> [Set problem]:
Answer with a number only: how many lines of the data contain "Образуемый"?

> [Record set]:
+++++

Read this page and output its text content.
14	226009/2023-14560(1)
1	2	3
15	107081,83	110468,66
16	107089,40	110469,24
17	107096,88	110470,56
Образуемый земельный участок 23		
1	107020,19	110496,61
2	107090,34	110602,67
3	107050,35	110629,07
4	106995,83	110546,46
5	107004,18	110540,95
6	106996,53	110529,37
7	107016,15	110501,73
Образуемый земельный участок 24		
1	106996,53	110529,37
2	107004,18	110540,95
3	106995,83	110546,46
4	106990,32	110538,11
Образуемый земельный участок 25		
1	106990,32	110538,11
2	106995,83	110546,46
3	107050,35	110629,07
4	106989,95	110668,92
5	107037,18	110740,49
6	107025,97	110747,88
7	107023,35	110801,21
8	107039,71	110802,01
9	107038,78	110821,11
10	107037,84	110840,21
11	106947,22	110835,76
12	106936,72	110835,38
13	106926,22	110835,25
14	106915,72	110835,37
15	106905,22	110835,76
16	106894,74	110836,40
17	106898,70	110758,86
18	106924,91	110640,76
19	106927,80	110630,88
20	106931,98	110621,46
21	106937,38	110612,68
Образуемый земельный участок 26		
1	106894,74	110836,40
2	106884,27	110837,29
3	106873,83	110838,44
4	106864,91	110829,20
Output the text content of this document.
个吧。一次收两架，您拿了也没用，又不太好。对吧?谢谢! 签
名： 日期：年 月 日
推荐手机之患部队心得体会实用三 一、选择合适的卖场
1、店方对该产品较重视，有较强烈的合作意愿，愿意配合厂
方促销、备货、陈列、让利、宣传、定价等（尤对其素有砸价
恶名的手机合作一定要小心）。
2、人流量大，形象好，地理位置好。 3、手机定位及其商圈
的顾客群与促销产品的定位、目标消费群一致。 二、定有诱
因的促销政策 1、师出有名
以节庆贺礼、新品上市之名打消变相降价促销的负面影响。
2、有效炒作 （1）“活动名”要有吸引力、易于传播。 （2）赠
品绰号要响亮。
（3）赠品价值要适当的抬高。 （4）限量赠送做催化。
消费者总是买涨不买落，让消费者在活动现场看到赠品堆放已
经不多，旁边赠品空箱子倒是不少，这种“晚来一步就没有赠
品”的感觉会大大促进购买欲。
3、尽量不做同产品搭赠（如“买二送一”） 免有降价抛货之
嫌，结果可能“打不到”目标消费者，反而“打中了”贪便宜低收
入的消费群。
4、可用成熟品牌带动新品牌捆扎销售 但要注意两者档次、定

+++++

> [Answer to this problem]:
4